• **Stated problem**: Pick out the lines below that contain the string "MUHAMMAD" and copy them all.

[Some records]

□ □ □ □ □ □ □

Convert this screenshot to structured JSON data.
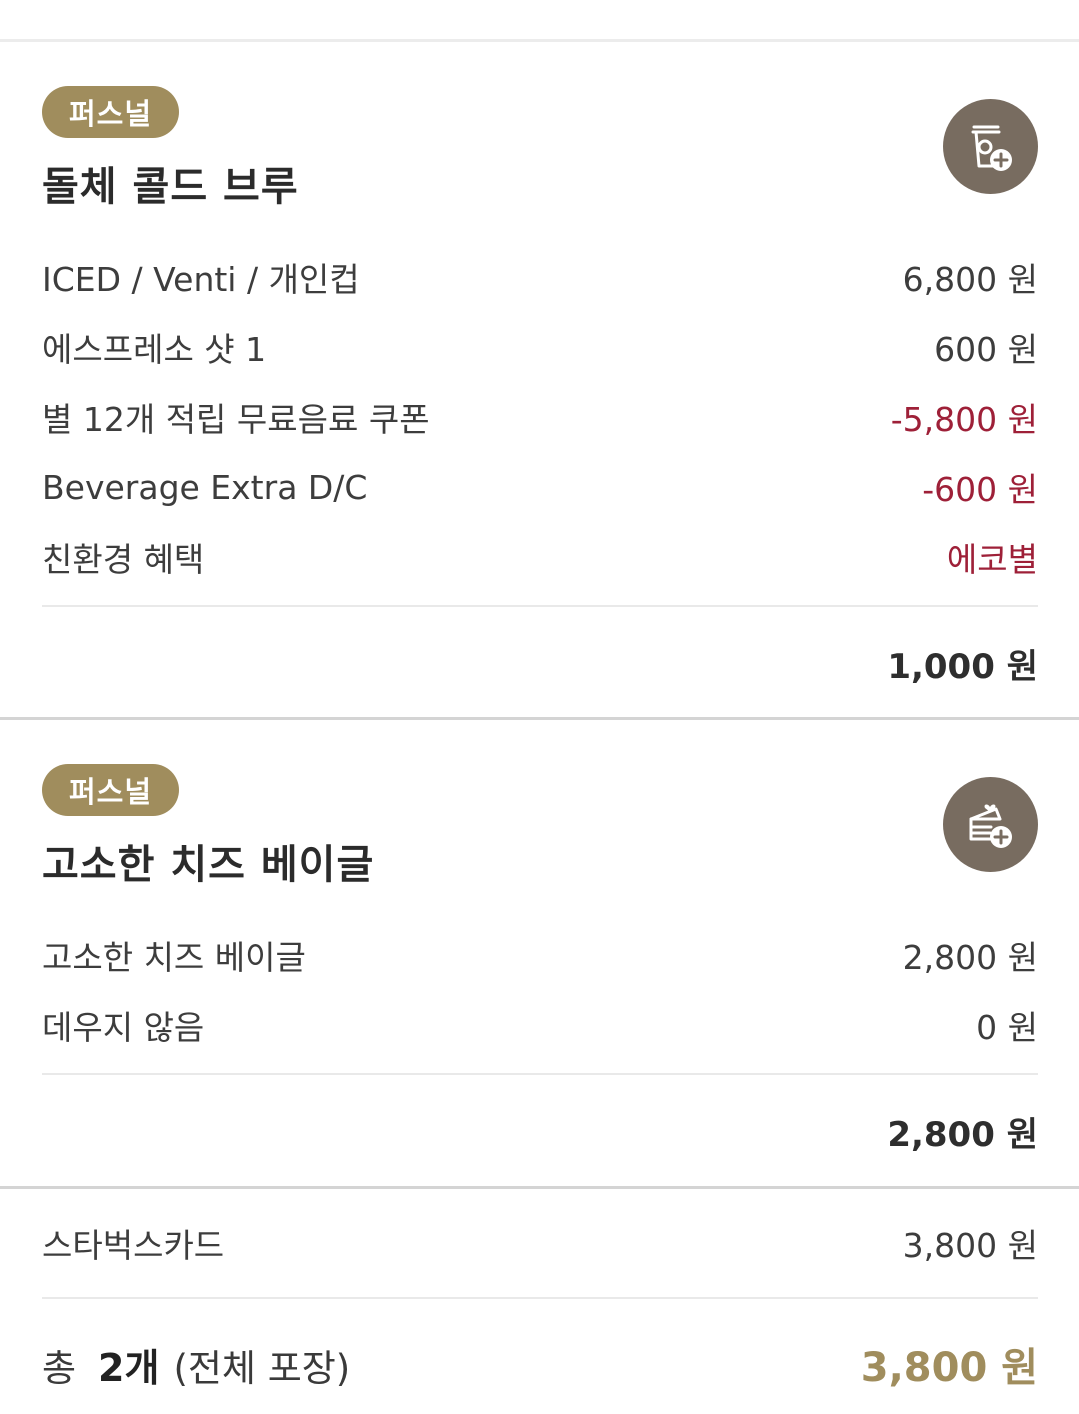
{
  "items": [
    {
      "badge": "퍼스널",
      "name": "돌체 콜드 브루",
      "icon": "cup-plus-icon",
      "lines": [
        {
          "label": "ICED / Venti / 개인컵",
          "value": "6,800 원",
          "negative": false
        },
        {
          "label": "에스프레소 샷 1",
          "value": "600 원",
          "negative": false
        },
        {
          "label": "별 12개 적립 무료음료 쿠폰",
          "value": "-5,800 원",
          "negative": true
        },
        {
          "label": "Beverage Extra D/C",
          "value": "-600 원",
          "negative": true
        },
        {
          "label": "친환경 혜택",
          "value": "에코별",
          "negative": true
        }
      ],
      "subtotal": "1,000 원"
    },
    {
      "badge": "퍼스널",
      "name": "고소한 치즈 베이글",
      "icon": "cake-plus-icon",
      "lines": [
        {
          "label": "고소한 치즈 베이글",
          "value": "2,800 원",
          "negative": false
        },
        {
          "label": "데우지 않음",
          "value": "0 원",
          "negative": false
        }
      ],
      "subtotal": "2,800 원"
    }
  ],
  "payment": {
    "method": "스타벅스카드",
    "amount": "3,800 원"
  },
  "total": {
    "prefix": "총",
    "count": "2개",
    "packaging": "(전체 포장)",
    "amount": "3,800 원"
  },
  "colors": {
    "badge": "#a08d5d",
    "negative": "#9e2038",
    "icon_bg": "#786c60",
    "total_amount": "#a08d5d"
  }
}
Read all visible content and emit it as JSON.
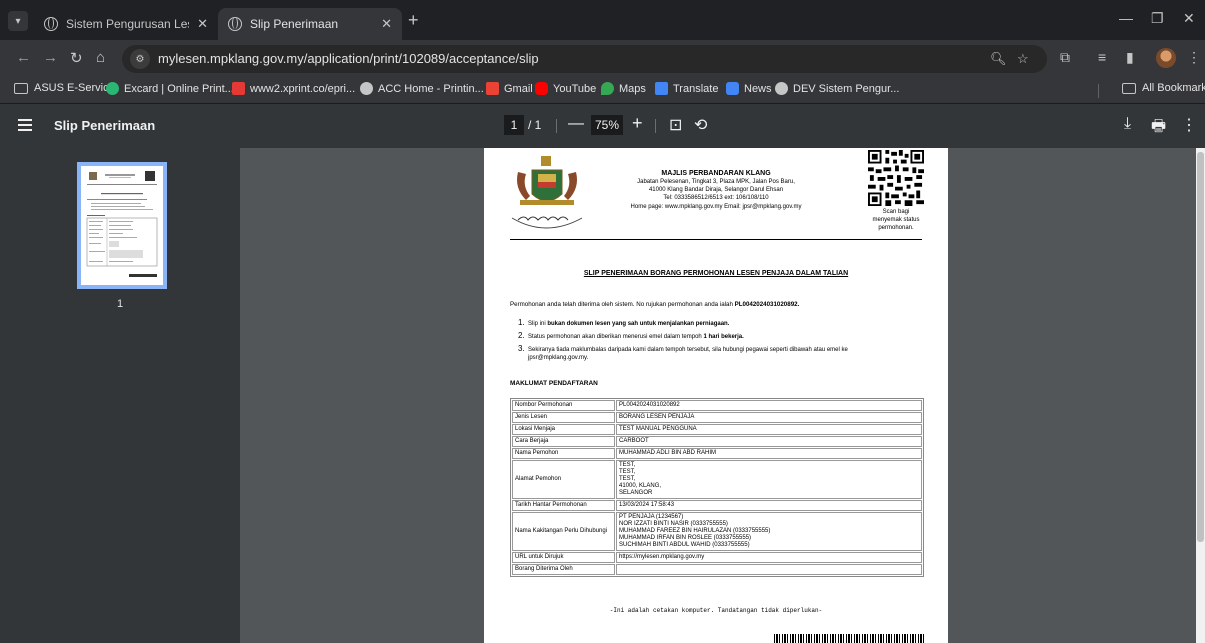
{
  "tabs": [
    {
      "title": "Sistem Pengurusan Lesen & Per",
      "active": false
    },
    {
      "title": "Slip Penerimaan",
      "active": true
    }
  ],
  "toolbar": {
    "url_host": "mylesen.mpklang.gov.my",
    "url_path": "/application/print/102089/acceptance/slip"
  },
  "bookmarks": [
    {
      "label": "ASUS E-Service",
      "icon": "folder-icon"
    },
    {
      "label": "Excard | Online Print...",
      "icon": "excard-icon",
      "color": "#2bb673"
    },
    {
      "label": "www2.xprint.co/epri...",
      "icon": "xprint-icon",
      "color": "#e53935"
    },
    {
      "label": "ACC Home - Printin...",
      "icon": "globe-icon"
    },
    {
      "label": "Gmail",
      "icon": "gmail-icon",
      "color": "#ea4335"
    },
    {
      "label": "YouTube",
      "icon": "youtube-icon",
      "color": "#ff0000"
    },
    {
      "label": "Maps",
      "icon": "maps-icon",
      "color": "#34a853"
    },
    {
      "label": "Translate",
      "icon": "translate-icon",
      "color": "#4285f4"
    },
    {
      "label": "News",
      "icon": "news-icon",
      "color": "#4285f4"
    },
    {
      "label": "DEV Sistem Pengur...",
      "icon": "globe-icon"
    }
  ],
  "all_bookmarks": "All Bookmarks",
  "pdf": {
    "title": "Slip Penerimaan",
    "page_current": "1",
    "page_total": "/ 1",
    "zoom": "75%",
    "thumb_label": "1"
  },
  "doc": {
    "org_name": "MAJLIS PERBANDARAN KLANG",
    "org_lines": [
      "Jabatan Pelesenan, Tingkat 3, Plaza MPK, Jalan Pos Baru,",
      "41000 Klang Bandar Diraja, Selangor Darul Ehsan",
      "Tel: 0333586512/6513  ext: 106/108/110",
      "Home page: www.mpklang.gov.my       Email: jpsr@mpklang.gov.my"
    ],
    "qr_caption": [
      "Scan bagi",
      "menyemak status",
      "permohonan."
    ],
    "title": "SLIP PENERIMAAN BORANG PERMOHONAN LESEN PENJAJA DALAM TALIAN",
    "intro_prefix": "Permohonan anda telah diterima oleh sistem. No rujukan permohonan anda ialah ",
    "intro_ref": "PL0042024031020892.",
    "points": [
      {
        "n": "1.",
        "pre": "Slip ini ",
        "bold": "bukan dokumen lesen yang sah untuk menjalankan perniagaan.",
        "post": ""
      },
      {
        "n": "2.",
        "pre": "Status permohonan akan diberikan menerusi emel dalam tempoh ",
        "bold": "1 hari bekerja.",
        "post": ""
      },
      {
        "n": "3.",
        "pre": "Sekiranya tiada maklumbalas daripada kami dalam tempoh tersebut, sila hubungi pegawai seperti dibawah atau emel ke",
        "bold": "",
        "post": "jpsr@mpklang.gov.my."
      }
    ],
    "section": "MAKLUMAT PENDAFTARAN",
    "rows": [
      {
        "label": "Nombor Permohonan",
        "value": [
          "PL0042024031020892"
        ]
      },
      {
        "label": "Jenis Lesen",
        "value": [
          "BORANG LESEN PENJAJA"
        ]
      },
      {
        "label": "Lokasi Menjaja",
        "value": [
          "TEST MANUAL PENGGUNA"
        ]
      },
      {
        "label": "Cara Berjaja",
        "value": [
          "CARBOOT"
        ]
      },
      {
        "label": "Nama Pemohon",
        "value": [
          "MUHAMMAD ADLI BIN ABD RAHIM"
        ]
      },
      {
        "label": "Alamat Pemohon",
        "value": [
          "TEST,",
          "TEST,",
          "TEST,",
          "41000, KLANG,",
          "SELANGOR"
        ]
      },
      {
        "label": "Tarikh Hantar Permohonan",
        "value": [
          "13/03/2024 17:58:43"
        ]
      },
      {
        "label": "Nama Kakitangan Perlu Dihubungi",
        "value": [
          "PT PENJAJA (1234567)",
          "NOR IZZATI BINTI NASIR (0333755555)",
          "MUHAMMAD FAREEZ BIN HAIRULAZAN (0333755555)",
          "MUHAMMAD IRFAN BIN ROSLEE (0333755555)",
          "SUCHIMAH BINTI ABDUL WAHID (0333755555)"
        ]
      },
      {
        "label": "URL untuk Dirujuk",
        "value": [
          "https://mylesen.mpklang.gov.my"
        ]
      },
      {
        "label": "Borang Diterima Oleh",
        "value": [
          ""
        ]
      }
    ],
    "footnote": "-Ini adalah cetakan komputer. Tandatangan tidak diperlukan-"
  }
}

□ □ □ □ □ □ □

• **Written response**:
          "MUHAMMAD ADLI BIN ABD RAHIM"
          "MUHAMMAD FAREEZ BIN HAIRULAZAN (0333755555)",
          "MUHAMMAD IRFAN BIN ROSLEE (0333755555)",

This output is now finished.